__Data provided__.

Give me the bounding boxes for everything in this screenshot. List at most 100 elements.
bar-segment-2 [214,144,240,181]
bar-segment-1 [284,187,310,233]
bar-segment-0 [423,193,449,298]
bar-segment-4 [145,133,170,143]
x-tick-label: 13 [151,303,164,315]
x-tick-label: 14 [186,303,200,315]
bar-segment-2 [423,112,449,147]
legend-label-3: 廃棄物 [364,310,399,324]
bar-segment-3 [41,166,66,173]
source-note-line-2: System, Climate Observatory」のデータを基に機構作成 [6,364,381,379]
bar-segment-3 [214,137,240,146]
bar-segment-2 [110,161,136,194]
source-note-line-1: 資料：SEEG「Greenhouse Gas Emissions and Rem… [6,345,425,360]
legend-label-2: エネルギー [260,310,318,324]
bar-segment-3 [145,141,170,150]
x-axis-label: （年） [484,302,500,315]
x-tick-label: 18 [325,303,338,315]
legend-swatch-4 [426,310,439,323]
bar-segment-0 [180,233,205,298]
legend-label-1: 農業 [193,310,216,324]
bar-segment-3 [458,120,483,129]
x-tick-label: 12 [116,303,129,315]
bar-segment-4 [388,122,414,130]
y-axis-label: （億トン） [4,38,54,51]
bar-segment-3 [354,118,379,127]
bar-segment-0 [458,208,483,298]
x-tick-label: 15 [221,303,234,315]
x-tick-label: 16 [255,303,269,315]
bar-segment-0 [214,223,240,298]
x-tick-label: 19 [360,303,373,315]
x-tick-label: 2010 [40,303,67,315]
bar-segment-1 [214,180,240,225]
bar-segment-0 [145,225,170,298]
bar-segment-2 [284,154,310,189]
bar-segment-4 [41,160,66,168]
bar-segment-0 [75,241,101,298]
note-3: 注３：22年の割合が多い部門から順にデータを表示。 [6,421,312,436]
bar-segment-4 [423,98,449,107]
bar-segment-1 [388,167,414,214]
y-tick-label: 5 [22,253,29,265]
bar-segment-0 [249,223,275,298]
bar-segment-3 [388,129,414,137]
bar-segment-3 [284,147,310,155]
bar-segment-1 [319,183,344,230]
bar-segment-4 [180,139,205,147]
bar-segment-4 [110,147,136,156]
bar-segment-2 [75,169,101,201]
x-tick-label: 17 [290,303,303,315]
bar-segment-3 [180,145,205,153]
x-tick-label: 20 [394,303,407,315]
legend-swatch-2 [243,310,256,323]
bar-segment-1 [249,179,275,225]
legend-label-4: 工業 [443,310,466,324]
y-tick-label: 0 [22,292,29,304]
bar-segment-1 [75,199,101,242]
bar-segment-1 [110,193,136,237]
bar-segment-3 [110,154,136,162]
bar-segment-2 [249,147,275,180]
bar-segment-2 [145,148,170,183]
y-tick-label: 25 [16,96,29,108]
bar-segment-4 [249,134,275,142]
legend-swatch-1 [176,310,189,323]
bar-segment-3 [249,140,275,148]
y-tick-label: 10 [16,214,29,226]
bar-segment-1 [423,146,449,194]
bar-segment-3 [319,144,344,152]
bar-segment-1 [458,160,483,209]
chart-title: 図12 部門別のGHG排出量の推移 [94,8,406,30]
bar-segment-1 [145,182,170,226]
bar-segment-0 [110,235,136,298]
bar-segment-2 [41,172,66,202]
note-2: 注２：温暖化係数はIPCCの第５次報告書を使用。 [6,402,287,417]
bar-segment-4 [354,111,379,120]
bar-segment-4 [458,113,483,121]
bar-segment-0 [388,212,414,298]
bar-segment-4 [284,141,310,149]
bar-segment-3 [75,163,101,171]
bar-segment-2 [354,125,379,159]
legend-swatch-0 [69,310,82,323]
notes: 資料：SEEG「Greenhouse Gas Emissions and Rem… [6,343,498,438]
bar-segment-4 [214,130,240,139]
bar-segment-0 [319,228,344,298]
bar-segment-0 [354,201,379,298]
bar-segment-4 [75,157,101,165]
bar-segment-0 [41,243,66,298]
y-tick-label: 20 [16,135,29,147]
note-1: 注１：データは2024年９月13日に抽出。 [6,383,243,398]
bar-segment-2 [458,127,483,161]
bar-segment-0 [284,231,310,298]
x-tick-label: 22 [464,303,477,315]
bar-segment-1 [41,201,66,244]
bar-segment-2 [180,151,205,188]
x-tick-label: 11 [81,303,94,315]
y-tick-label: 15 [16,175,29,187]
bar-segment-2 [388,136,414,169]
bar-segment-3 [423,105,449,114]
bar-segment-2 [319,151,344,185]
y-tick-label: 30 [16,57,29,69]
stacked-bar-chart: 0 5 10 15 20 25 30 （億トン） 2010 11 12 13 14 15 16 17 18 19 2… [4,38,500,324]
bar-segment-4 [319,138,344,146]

__What the task asks__. Reproduce every line of the entries above verbatim, in the same order and without any changes.

__The output__.
Give me the bounding boxes for everything in this screenshot. List at most 100 elements.
bar-segment-2 [214,144,240,181]
bar-segment-1 [284,187,310,233]
bar-segment-0 [423,193,449,298]
bar-segment-4 [145,133,170,143]
x-tick-label: 13 [151,303,164,315]
x-tick-label: 14 [186,303,200,315]
bar-segment-2 [423,112,449,147]
legend-label-3: 廃棄物 [364,310,399,324]
bar-segment-3 [41,166,66,173]
source-note-line-2: System, Climate Observatory」のデータを基に機構作成 [6,364,381,379]
bar-segment-3 [214,137,240,146]
bar-segment-2 [110,161,136,194]
source-note-line-1: 資料：SEEG「Greenhouse Gas Emissions and Rem… [6,345,425,360]
legend-label-2: エネルギー [260,310,318,324]
bar-segment-3 [145,141,170,150]
x-axis-label: （年） [484,302,500,315]
x-tick-label: 18 [325,303,338,315]
legend-swatch-4 [426,310,439,323]
bar-segment-0 [180,233,205,298]
legend-label-1: 農業 [193,310,216,324]
bar-segment-3 [458,120,483,129]
x-tick-label: 12 [116,303,129,315]
bar-segment-4 [388,122,414,130]
y-axis-label: （億トン） [4,38,54,51]
bar-segment-3 [354,118,379,127]
bar-segment-0 [458,208,483,298]
x-tick-label: 15 [221,303,234,315]
x-tick-label: 16 [255,303,269,315]
bar-segment-0 [214,223,240,298]
x-tick-label: 19 [360,303,373,315]
x-tick-label: 2010 [40,303,67,315]
bar-segment-1 [214,180,240,225]
bar-segment-0 [145,225,170,298]
bar-segment-2 [284,154,310,189]
bar-segment-4 [41,160,66,168]
bar-segment-0 [75,241,101,298]
note-3: 注３：22年の割合が多い部門から順にデータを表示。 [6,421,312,436]
bar-segment-4 [423,98,449,107]
bar-segment-1 [388,167,414,214]
y-tick-label: 5 [22,253,29,265]
bar-segment-0 [249,223,275,298]
bar-segment-3 [388,129,414,137]
bar-segment-3 [284,147,310,155]
bar-segment-1 [319,183,344,230]
bar-segment-4 [180,139,205,147]
bar-segment-4 [110,147,136,156]
bar-segment-2 [75,169,101,201]
x-tick-label: 17 [290,303,303,315]
bar-segment-3 [180,145,205,153]
x-tick-label: 20 [394,303,407,315]
legend-swatch-2 [243,310,256,323]
bar-segment-1 [249,179,275,225]
legend-label-4: 工業 [443,310,466,324]
y-tick-label: 0 [22,292,29,304]
bar-segment-1 [75,199,101,242]
bar-segment-1 [110,193,136,237]
bar-segment-3 [110,154,136,162]
bar-segment-2 [249,147,275,180]
bar-segment-2 [145,148,170,183]
y-tick-label: 25 [16,96,29,108]
bar-segment-4 [249,134,275,142]
legend-swatch-1 [176,310,189,323]
bar-segment-3 [249,140,275,148]
y-tick-label: 10 [16,214,29,226]
bar-segment-1 [423,146,449,194]
bar-segment-3 [319,144,344,152]
bar-segment-1 [458,160,483,209]
chart-title: 図12 部門別のGHG排出量の推移 [94,8,406,30]
bar-segment-1 [145,182,170,226]
bar-segment-0 [110,235,136,298]
bar-segment-2 [41,172,66,202]
note-2: 注２：温暖化係数はIPCCの第５次報告書を使用。 [6,402,287,417]
bar-segment-4 [354,111,379,120]
bar-segment-4 [458,113,483,121]
bar-segment-0 [388,212,414,298]
bar-segment-4 [284,141,310,149]
bar-segment-3 [75,163,101,171]
bar-segment-2 [354,125,379,159]
legend-swatch-0 [69,310,82,323]
notes: 資料：SEEG「Greenhouse Gas Emissions and Rem… [6,343,498,438]
bar-segment-4 [214,130,240,139]
bar-segment-0 [319,228,344,298]
bar-segment-0 [354,201,379,298]
bar-segment-4 [75,157,101,165]
bar-segment-0 [41,243,66,298]
y-tick-label: 20 [16,135,29,147]
note-1: 注１：データは2024年９月13日に抽出。 [6,383,243,398]
bar-segment-2 [458,127,483,161]
bar-segment-0 [284,231,310,298]
x-tick-label: 22 [464,303,477,315]
bar-segment-1 [41,201,66,244]
bar-segment-2 [180,151,205,188]
x-tick-label: 11 [81,303,94,315]
y-tick-label: 15 [16,175,29,187]
bar-segment-2 [388,136,414,169]
bar-segment-3 [423,105,449,114]
bar-segment-2 [319,151,344,185]
y-tick-label: 30 [16,57,29,69]
stacked-bar-chart: 0 5 10 15 20 25 30 （億トン） 2010 11 12 13 14 15 16 17 18 19 2… [4,38,500,324]
bar-segment-4 [319,138,344,146]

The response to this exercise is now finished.